WRITTEN TASK: How many lines in the listing below include the word "content"? Answer with the number and nothing else.
== DATA FOR THIS TASK
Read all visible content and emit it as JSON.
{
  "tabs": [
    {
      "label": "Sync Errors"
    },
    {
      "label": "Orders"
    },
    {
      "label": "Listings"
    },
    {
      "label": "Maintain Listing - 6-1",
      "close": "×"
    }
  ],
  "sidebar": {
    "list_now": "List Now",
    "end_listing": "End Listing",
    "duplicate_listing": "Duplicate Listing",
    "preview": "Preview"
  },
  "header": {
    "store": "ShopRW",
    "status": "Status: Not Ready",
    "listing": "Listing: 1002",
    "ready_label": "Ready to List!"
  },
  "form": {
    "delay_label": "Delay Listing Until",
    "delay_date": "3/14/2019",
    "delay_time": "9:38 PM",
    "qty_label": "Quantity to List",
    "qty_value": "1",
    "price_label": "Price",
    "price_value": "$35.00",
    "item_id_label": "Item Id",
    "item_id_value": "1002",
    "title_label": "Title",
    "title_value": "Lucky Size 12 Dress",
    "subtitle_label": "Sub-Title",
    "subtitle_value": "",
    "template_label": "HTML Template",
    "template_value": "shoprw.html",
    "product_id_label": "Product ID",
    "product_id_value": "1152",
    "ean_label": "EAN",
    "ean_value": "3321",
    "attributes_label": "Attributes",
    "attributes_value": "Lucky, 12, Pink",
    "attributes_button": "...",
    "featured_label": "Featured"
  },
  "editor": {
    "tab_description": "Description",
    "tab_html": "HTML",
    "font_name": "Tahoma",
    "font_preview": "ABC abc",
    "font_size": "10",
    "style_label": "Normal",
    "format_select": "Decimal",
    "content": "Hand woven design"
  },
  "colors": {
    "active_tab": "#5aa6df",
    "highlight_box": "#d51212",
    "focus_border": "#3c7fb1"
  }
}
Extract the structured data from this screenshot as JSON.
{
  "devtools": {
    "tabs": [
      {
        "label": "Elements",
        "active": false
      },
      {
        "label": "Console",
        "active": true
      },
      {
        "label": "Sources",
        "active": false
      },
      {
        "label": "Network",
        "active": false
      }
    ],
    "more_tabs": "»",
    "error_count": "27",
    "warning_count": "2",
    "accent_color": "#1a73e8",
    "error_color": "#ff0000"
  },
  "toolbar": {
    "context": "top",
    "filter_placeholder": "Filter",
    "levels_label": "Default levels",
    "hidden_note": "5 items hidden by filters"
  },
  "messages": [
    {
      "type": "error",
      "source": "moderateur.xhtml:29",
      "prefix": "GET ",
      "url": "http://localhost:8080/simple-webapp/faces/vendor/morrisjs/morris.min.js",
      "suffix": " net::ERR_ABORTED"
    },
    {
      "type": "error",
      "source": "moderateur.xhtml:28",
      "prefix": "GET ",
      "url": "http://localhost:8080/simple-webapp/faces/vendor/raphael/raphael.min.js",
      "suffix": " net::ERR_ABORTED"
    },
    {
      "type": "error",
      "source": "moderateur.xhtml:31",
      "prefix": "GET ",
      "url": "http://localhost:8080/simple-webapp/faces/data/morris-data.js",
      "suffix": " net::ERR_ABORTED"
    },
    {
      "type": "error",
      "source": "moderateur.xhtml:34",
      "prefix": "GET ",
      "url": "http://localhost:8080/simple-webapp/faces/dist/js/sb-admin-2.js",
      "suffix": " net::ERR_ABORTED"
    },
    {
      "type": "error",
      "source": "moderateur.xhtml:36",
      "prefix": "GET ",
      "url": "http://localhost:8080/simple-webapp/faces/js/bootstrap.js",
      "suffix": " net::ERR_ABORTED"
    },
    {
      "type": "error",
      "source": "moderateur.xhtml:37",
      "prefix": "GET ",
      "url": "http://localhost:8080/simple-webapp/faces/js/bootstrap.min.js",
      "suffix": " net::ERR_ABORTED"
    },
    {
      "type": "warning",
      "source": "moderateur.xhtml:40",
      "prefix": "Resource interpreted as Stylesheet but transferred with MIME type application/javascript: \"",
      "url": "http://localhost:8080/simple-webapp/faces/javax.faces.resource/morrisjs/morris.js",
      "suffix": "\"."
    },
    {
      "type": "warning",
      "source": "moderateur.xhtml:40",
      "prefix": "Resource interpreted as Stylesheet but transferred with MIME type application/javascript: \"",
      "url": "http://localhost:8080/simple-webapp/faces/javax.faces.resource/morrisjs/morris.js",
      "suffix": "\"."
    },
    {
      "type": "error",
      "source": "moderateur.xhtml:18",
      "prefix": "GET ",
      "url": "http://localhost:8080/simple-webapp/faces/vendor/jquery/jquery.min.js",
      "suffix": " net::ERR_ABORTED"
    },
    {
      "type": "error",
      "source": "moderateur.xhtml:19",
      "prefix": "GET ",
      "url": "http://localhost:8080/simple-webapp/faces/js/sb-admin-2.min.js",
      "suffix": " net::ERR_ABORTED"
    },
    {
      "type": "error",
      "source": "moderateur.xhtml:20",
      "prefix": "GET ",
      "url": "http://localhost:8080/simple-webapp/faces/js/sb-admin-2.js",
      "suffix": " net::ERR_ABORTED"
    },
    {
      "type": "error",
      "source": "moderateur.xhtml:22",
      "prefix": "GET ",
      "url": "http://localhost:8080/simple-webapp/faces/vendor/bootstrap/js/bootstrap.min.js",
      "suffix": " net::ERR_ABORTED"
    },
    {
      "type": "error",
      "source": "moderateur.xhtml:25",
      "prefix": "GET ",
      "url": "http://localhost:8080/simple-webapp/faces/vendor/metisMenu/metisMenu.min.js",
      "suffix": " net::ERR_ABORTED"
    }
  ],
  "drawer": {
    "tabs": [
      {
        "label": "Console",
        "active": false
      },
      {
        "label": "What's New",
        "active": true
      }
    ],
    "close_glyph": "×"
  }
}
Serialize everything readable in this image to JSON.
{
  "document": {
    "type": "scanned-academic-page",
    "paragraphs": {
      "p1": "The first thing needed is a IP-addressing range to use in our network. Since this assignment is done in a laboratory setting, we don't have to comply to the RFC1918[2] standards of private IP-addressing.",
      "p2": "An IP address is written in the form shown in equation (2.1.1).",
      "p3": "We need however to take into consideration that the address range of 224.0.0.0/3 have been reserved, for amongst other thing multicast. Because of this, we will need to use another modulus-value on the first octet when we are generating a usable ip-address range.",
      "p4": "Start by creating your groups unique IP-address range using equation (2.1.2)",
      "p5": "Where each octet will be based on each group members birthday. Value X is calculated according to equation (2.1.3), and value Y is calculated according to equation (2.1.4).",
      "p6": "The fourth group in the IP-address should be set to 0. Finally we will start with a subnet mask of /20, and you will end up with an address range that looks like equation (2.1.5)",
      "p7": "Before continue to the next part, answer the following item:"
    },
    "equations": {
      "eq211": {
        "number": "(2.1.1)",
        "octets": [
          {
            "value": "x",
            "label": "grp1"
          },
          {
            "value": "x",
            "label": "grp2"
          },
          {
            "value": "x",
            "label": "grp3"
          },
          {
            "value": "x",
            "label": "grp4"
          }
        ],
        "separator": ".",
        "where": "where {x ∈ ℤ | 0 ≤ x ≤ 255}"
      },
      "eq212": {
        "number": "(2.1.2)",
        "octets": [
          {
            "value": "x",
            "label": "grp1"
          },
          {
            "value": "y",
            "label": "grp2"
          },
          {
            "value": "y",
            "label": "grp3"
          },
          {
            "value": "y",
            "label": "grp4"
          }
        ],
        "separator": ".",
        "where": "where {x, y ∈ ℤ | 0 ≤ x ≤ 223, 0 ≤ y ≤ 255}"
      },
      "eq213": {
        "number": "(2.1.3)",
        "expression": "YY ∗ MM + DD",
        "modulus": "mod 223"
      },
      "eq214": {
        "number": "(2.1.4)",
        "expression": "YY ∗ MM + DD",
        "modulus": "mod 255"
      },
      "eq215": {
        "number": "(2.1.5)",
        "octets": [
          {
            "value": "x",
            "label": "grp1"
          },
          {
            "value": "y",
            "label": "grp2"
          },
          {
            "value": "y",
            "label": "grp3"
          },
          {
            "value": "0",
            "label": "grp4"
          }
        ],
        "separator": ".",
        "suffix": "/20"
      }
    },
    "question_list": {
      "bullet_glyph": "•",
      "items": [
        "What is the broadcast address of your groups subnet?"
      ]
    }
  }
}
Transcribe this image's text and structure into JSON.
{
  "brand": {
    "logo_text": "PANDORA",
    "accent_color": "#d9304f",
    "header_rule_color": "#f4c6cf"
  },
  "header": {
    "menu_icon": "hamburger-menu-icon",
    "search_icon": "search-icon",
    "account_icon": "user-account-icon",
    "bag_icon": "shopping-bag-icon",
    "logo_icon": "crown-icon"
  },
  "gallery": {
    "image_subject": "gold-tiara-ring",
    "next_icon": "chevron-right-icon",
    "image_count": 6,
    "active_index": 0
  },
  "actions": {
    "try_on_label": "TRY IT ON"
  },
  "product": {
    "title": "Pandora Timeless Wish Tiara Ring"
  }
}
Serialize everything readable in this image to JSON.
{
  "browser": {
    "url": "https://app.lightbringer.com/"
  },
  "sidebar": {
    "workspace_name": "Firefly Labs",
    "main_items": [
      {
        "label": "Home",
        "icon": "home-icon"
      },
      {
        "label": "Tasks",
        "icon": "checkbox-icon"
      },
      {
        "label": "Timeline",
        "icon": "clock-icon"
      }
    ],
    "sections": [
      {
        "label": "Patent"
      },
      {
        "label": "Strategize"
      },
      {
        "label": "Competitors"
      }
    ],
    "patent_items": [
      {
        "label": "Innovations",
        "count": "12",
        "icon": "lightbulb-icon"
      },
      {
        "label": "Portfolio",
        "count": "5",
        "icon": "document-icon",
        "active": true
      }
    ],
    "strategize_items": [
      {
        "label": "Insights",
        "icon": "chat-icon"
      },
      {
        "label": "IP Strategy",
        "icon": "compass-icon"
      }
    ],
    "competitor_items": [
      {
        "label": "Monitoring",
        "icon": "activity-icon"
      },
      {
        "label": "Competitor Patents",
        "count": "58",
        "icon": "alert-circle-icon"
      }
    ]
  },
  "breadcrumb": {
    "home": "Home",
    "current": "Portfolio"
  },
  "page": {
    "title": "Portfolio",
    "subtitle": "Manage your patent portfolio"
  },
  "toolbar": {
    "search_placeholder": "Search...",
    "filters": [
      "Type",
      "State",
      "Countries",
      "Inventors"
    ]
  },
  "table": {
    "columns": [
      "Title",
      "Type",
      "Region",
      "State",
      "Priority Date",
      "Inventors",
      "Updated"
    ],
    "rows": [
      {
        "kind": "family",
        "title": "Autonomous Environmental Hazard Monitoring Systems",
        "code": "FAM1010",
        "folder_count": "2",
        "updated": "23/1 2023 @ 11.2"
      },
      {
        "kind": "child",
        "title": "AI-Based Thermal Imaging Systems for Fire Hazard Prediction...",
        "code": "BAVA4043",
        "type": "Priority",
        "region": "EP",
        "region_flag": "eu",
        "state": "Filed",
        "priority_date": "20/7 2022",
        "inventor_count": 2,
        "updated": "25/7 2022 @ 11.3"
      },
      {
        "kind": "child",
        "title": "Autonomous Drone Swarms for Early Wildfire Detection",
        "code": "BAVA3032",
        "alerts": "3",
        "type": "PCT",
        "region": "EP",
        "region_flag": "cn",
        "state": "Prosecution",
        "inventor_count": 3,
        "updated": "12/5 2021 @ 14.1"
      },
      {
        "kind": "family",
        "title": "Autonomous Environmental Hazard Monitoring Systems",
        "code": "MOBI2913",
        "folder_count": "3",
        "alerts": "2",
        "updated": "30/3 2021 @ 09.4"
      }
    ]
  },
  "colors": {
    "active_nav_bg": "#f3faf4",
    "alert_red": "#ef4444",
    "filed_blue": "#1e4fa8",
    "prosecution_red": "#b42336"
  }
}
====
RESULT: 2